Brief: Go over the data and keep only the lines that include "activa".

Start of Block

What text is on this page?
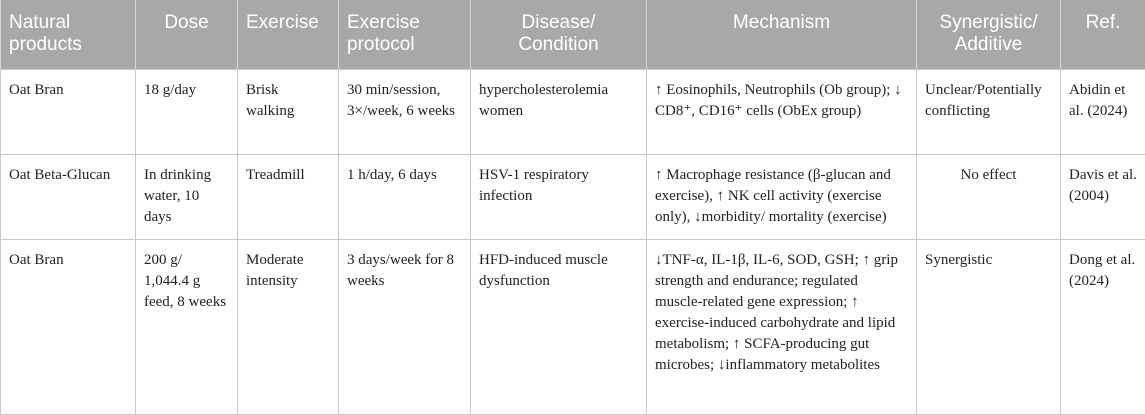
Natural products	Dose	Exercise	Exercise protocol	Disease/ Condition	Mechanism	Synergistic/ Additive	Ref.
Oat Bran	18 g/day	Brisk walking	30 min/session, 3×/week, 6 weeks	hypercholesterolemia women	↑ Eosinophils, Neutrophils (Ob group); ↓ CD8⁺, CD16⁺ cells (ObEx group)	Unclear/Potentially conflicting	Abidin et al. (2024)
Oat Beta-Glucan	In drinking water, 10 days	Treadmill	1 h/day, 6 days	HSV-1 respiratory infection	↑ Macrophage resistance (β-glucan and exercise), ↑ NK cell activity (exercise only), ↓morbidity/ mortality (exercise)	No effect	Davis et al. (2004)
Oat Bran	200 g/ 1,044.4 g feed, 8 weeks	Moderate intensity	3 days/week for 8 weeks	HFD-induced muscle dysfunction	↓TNF-α, IL-1β, IL-6, SOD, GSH; ↑ grip strength and endurance; regulated muscle-related gene expression; ↑ exercise-induced carbohydrate and lipid metabolism; ↑ SCFA-producing gut microbes; ↓inflammatory metabolites	Synergistic	Dong et al. (2024)
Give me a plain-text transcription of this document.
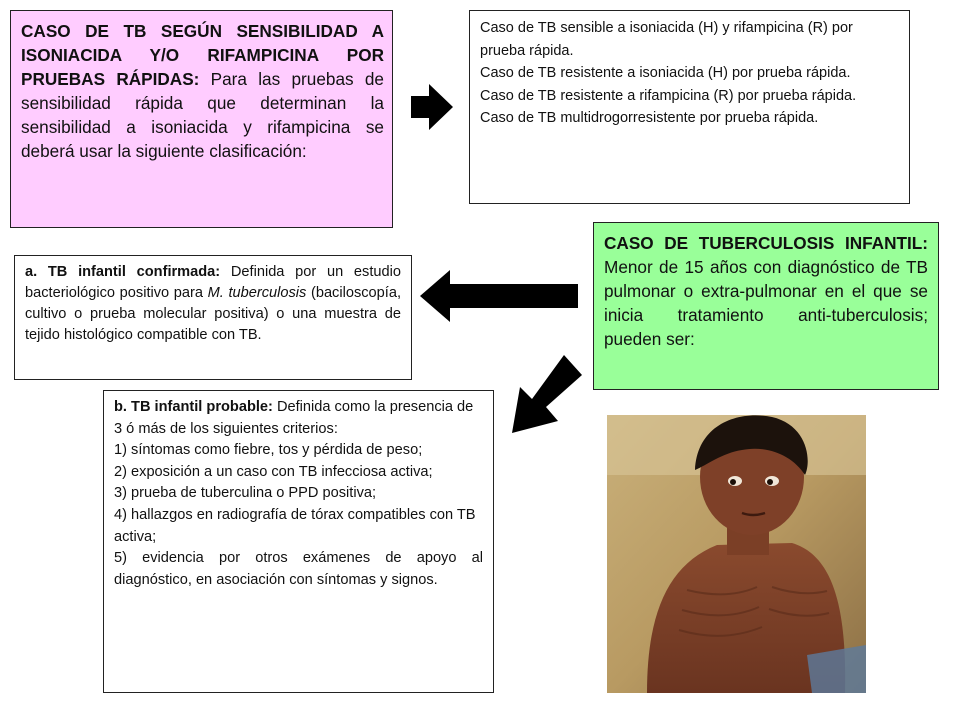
CASO DE TB SEGÚN SENSIBILIDAD A ISONIACIDA Y/O RIFAMPICINA POR PRUEBAS RÁPIDAS: Para las pruebas de sensibilidad rápida que determinan la sensibilidad a isoniacida y rifampicina se deberá usar la siguiente clasificación:
Caso de TB sensible a isoniacida (H) y rifampicina (R) por prueba rápida.
Caso de TB resistente a isoniacida (H) por prueba rápida.
Caso de TB resistente a rifampicina (R) por prueba rápida.
Caso de TB multidrogorresistente por prueba rápida.
CASO DE TUBERCULOSIS INFANTIL: Menor de 15 años con diagnóstico de TB pulmonar o extra-pulmonar en el que se inicia tratamiento anti-tuberculosis; pueden ser:
a. TB infantil confirmada: Definida por un estudio bacteriológico positivo para M. tuberculosis (baciloscopía, cultivo o prueba molecular positiva) o una muestra de tejido histológico compatible con TB.
b. TB infantil probable: Definida como la presencia de 3 ó más de los siguientes criterios:
1) síntomas como fiebre, tos y pérdida de peso;
2) exposición a un caso con TB infecciosa activa;
3) prueba de tuberculina o PPD positiva;
4) hallazgos en radiografía de tórax compatibles con TB activa;
5) evidencia por otros exámenes de apoyo al diagnóstico, en asociación con síntomas y signos.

End of Block

Answer to this exercise:
2) exposición a un caso con TB infecciosa activa;
4) hallazgos en radiografía de tórax compatibles con TB activa;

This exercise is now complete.